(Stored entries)

· · · · · · ·

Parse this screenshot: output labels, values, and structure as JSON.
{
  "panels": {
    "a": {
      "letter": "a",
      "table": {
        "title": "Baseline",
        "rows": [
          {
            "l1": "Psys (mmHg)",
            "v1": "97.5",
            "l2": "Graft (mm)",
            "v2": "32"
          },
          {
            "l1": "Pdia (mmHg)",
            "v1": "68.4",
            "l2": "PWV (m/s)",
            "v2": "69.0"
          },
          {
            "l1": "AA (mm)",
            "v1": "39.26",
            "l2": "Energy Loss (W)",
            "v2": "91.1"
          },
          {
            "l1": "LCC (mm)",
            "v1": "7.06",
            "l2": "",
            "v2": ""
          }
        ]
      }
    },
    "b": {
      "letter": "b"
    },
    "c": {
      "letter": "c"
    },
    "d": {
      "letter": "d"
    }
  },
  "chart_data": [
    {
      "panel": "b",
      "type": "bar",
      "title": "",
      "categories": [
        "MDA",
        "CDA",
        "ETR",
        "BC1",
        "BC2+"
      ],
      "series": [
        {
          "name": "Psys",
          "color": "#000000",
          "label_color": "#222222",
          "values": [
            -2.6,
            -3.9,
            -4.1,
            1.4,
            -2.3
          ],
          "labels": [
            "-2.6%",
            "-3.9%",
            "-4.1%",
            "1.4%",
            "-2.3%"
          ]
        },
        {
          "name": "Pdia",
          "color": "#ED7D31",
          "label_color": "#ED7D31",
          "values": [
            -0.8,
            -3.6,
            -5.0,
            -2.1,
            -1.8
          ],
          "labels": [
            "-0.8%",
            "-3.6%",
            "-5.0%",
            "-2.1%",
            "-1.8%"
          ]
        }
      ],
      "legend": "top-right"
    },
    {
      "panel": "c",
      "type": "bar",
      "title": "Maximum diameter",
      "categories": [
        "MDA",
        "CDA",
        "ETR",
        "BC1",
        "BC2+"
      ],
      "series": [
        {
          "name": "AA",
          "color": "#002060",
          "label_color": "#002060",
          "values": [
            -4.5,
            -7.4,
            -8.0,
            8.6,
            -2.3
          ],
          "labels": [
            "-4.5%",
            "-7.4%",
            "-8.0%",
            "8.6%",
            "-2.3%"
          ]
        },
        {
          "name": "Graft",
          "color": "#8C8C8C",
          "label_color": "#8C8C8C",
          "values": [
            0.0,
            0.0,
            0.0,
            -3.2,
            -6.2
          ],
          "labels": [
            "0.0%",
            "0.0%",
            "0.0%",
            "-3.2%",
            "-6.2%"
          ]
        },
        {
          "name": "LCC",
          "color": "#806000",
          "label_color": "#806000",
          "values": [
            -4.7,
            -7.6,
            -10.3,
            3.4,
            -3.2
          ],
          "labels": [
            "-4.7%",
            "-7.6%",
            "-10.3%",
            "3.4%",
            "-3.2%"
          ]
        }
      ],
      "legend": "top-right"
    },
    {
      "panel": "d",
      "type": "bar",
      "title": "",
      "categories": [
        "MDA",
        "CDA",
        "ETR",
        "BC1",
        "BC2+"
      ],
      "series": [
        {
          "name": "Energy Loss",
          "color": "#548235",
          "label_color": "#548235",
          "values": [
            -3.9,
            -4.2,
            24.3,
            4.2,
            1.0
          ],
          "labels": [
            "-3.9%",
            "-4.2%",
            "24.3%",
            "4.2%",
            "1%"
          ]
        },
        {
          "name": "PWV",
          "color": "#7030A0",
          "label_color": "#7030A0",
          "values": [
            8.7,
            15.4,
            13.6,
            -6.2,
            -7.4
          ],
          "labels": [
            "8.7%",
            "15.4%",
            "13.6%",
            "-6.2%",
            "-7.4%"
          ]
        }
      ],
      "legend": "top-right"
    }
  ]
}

· · · · · · ·

__Problem description__
Emit the records above again, exactly, with no line skipped.

__Written reply__
Parse this screenshot: output labels, values, and structure as JSON.
{
  "panels": {
    "a": {
      "letter": "a",
      "table": {
        "title": "Baseline",
        "rows": [
          {
            "l1": "Psys (mmHg)",
            "v1": "97.5",
            "l2": "Graft (mm)",
            "v2": "32"
          },
          {
            "l1": "Pdia (mmHg)",
            "v1": "68.4",
            "l2": "PWV (m/s)",
            "v2": "69.0"
          },
          {
            "l1": "AA (mm)",
            "v1": "39.26",
            "l2": "Energy Loss (W)",
            "v2": "91.1"
          },
          {
            "l1": "LCC (mm)",
            "v1": "7.06",
            "l2": "",
            "v2": ""
          }
        ]
      }
    },
    "b": {
      "letter": "b"
    },
    "c": {
      "letter": "c"
    },
    "d": {
      "letter": "d"
    }
  },
  "chart_data": [
    {
      "panel": "b",
      "type": "bar",
      "title": "",
      "categories": [
        "MDA",
        "CDA",
        "ETR",
        "BC1",
        "BC2+"
      ],
      "series": [
        {
          "name": "Psys",
          "color": "#000000",
          "label_color": "#222222",
          "values": [
            -2.6,
            -3.9,
            -4.1,
            1.4,
            -2.3
          ],
          "labels": [
            "-2.6%",
            "-3.9%",
            "-4.1%",
            "1.4%",
            "-2.3%"
          ]
        },
        {
          "name": "Pdia",
          "color": "#ED7D31",
          "label_color": "#ED7D31",
          "values": [
            -0.8,
            -3.6,
            -5.0,
            -2.1,
            -1.8
          ],
          "labels": [
            "-0.8%",
            "-3.6%",
            "-5.0%",
            "-2.1%",
            "-1.8%"
          ]
        }
      ],
      "legend": "top-right"
    },
    {
      "panel": "c",
      "type": "bar",
      "title": "Maximum diameter",
      "categories": [
        "MDA",
        "CDA",
        "ETR",
        "BC1",
        "BC2+"
      ],
      "series": [
        {
          "name": "AA",
          "color": "#002060",
          "label_color": "#002060",
          "values": [
            -4.5,
            -7.4,
            -8.0,
            8.6,
            -2.3
          ],
          "labels": [
            "-4.5%",
            "-7.4%",
            "-8.0%",
            "8.6%",
            "-2.3%"
          ]
        },
        {
          "name": "Graft",
          "color": "#8C8C8C",
          "label_color": "#8C8C8C",
          "values": [
            0.0,
            0.0,
            0.0,
            -3.2,
            -6.2
          ],
          "labels": [
            "0.0%",
            "0.0%",
            "0.0%",
            "-3.2%",
            "-6.2%"
          ]
        },
        {
          "name": "LCC",
          "color": "#806000",
          "label_color": "#806000",
          "values": [
            -4.7,
            -7.6,
            -10.3,
            3.4,
            -3.2
          ],
          "labels": [
            "-4.7%",
            "-7.6%",
            "-10.3%",
            "3.4%",
            "-3.2%"
          ]
        }
      ],
      "legend": "top-right"
    },
    {
      "panel": "d",
      "type": "bar",
      "title": "",
      "categories": [
        "MDA",
        "CDA",
        "ETR",
        "BC1",
        "BC2+"
      ],
      "series": [
        {
          "name": "Energy Loss",
          "color": "#548235",
          "label_color": "#548235",
          "values": [
            -3.9,
            -4.2,
            24.3,
            4.2,
            1.0
          ],
          "labels": [
            "-3.9%",
            "-4.2%",
            "24.3%",
            "4.2%",
            "1%"
          ]
        },
        {
          "name": "PWV",
          "color": "#7030A0",
          "label_color": "#7030A0",
          "values": [
            8.7,
            15.4,
            13.6,
            -6.2,
            -7.4
          ],
          "labels": [
            "8.7%",
            "15.4%",
            "13.6%",
            "-6.2%",
            "-7.4%"
          ]
        }
      ],
      "legend": "top-right"
    }
  ]
}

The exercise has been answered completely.